--- START Information shown ---

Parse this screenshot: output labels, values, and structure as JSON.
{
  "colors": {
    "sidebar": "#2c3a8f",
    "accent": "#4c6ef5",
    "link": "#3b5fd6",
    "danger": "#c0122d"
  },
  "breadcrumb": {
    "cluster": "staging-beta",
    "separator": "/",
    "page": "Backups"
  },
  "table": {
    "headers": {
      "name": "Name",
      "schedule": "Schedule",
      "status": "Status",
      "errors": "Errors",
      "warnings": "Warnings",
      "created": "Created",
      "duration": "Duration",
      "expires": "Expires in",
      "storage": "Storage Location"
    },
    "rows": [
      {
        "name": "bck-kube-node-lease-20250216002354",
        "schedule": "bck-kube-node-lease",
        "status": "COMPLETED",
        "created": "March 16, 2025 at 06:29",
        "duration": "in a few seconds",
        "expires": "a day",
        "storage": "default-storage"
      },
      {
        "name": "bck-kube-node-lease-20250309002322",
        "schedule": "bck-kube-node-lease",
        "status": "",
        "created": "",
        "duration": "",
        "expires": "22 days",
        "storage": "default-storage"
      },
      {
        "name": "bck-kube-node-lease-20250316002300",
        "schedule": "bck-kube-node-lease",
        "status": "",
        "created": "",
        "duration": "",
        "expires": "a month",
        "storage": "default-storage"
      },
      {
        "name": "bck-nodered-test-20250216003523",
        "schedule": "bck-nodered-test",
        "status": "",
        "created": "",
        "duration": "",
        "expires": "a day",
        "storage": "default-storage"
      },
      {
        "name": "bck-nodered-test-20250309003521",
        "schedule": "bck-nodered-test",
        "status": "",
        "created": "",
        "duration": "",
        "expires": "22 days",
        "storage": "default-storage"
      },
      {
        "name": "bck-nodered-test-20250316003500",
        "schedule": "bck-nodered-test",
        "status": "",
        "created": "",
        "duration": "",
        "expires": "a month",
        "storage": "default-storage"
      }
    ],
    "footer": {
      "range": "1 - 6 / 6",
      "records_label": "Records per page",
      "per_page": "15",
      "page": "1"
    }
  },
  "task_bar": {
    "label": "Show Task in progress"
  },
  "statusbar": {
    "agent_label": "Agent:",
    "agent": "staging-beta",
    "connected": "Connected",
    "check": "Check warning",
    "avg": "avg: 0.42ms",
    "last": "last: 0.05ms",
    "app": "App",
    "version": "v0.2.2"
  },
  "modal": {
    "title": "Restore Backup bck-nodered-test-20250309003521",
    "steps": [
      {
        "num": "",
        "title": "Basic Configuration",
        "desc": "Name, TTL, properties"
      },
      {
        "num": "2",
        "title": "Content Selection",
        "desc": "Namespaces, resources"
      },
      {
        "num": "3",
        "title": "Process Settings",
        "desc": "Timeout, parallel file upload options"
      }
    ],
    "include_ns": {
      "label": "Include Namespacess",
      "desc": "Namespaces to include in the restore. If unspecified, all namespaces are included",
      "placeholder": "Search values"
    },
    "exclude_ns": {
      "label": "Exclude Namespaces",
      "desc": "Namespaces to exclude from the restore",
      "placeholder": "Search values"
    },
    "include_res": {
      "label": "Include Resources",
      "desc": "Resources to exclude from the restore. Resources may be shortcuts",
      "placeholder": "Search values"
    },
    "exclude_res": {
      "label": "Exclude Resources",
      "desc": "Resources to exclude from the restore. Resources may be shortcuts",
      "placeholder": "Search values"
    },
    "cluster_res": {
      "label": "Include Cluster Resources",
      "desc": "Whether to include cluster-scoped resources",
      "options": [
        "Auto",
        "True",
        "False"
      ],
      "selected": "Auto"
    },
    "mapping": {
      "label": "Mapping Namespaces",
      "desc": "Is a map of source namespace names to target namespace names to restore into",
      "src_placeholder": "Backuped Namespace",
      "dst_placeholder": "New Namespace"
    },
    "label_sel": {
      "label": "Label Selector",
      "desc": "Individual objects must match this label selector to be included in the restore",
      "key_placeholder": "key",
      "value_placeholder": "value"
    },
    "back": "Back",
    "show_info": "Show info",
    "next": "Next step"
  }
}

--- END Information shown ---

— Goal —
Output the complete data exactly as written.

— Answer for the task —
Parse this screenshot: output labels, values, and structure as JSON.
{
  "colors": {
    "sidebar": "#2c3a8f",
    "accent": "#4c6ef5",
    "link": "#3b5fd6",
    "danger": "#c0122d"
  },
  "breadcrumb": {
    "cluster": "staging-beta",
    "separator": "/",
    "page": "Backups"
  },
  "table": {
    "headers": {
      "name": "Name",
      "schedule": "Schedule",
      "status": "Status",
      "errors": "Errors",
      "warnings": "Warnings",
      "created": "Created",
      "duration": "Duration",
      "expires": "Expires in",
      "storage": "Storage Location"
    },
    "rows": [
      {
        "name": "bck-kube-node-lease-20250216002354",
        "schedule": "bck-kube-node-lease",
        "status": "COMPLETED",
        "created": "March 16, 2025 at 06:29",
        "duration": "in a few seconds",
        "expires": "a day",
        "storage": "default-storage"
      },
      {
        "name": "bck-kube-node-lease-20250309002322",
        "schedule": "bck-kube-node-lease",
        "status": "",
        "created": "",
        "duration": "",
        "expires": "22 days",
        "storage": "default-storage"
      },
      {
        "name": "bck-kube-node-lease-20250316002300",
        "schedule": "bck-kube-node-lease",
        "status": "",
        "created": "",
        "duration": "",
        "expires": "a month",
        "storage": "default-storage"
      },
      {
        "name": "bck-nodered-test-20250216003523",
        "schedule": "bck-nodered-test",
        "status": "",
        "created": "",
        "duration": "",
        "expires": "a day",
        "storage": "default-storage"
      },
      {
        "name": "bck-nodered-test-20250309003521",
        "schedule": "bck-nodered-test",
        "status": "",
        "created": "",
        "duration": "",
        "expires": "22 days",
        "storage": "default-storage"
      },
      {
        "name": "bck-nodered-test-20250316003500",
        "schedule": "bck-nodered-test",
        "status": "",
        "created": "",
        "duration": "",
        "expires": "a month",
        "storage": "default-storage"
      }
    ],
    "footer": {
      "range": "1 - 6 / 6",
      "records_label": "Records per page",
      "per_page": "15",
      "page": "1"
    }
  },
  "task_bar": {
    "label": "Show Task in progress"
  },
  "statusbar": {
    "agent_label": "Agent:",
    "agent": "staging-beta",
    "connected": "Connected",
    "check": "Check warning",
    "avg": "avg: 0.42ms",
    "last": "last: 0.05ms",
    "app": "App",
    "version": "v0.2.2"
  },
  "modal": {
    "title": "Restore Backup bck-nodered-test-20250309003521",
    "steps": [
      {
        "num": "",
        "title": "Basic Configuration",
        "desc": "Name, TTL, properties"
      },
      {
        "num": "2",
        "title": "Content Selection",
        "desc": "Namespaces, resources"
      },
      {
        "num": "3",
        "title": "Process Settings",
        "desc": "Timeout, parallel file upload options"
      }
    ],
    "include_ns": {
      "label": "Include Namespacess",
      "desc": "Namespaces to include in the restore. If unspecified, all namespaces are included",
      "placeholder": "Search values"
    },
    "exclude_ns": {
      "label": "Exclude Namespaces",
      "desc": "Namespaces to exclude from the restore",
      "placeholder": "Search values"
    },
    "include_res": {
      "label": "Include Resources",
      "desc": "Resources to exclude from the restore. Resources may be shortcuts",
      "placeholder": "Search values"
    },
    "exclude_res": {
      "label": "Exclude Resources",
      "desc": "Resources to exclude from the restore. Resources may be shortcuts",
      "placeholder": "Search values"
    },
    "cluster_res": {
      "label": "Include Cluster Resources",
      "desc": "Whether to include cluster-scoped resources",
      "options": [
        "Auto",
        "True",
        "False"
      ],
      "selected": "Auto"
    },
    "mapping": {
      "label": "Mapping Namespaces",
      "desc": "Is a map of source namespace names to target namespace names to restore into",
      "src_placeholder": "Backuped Namespace",
      "dst_placeholder": "New Namespace"
    },
    "label_sel": {
      "label": "Label Selector",
      "desc": "Individual objects must match this label selector to be included in the restore",
      "key_placeholder": "key",
      "value_placeholder": "value"
    },
    "back": "Back",
    "show_info": "Show info",
    "next": "Next step"
  }
}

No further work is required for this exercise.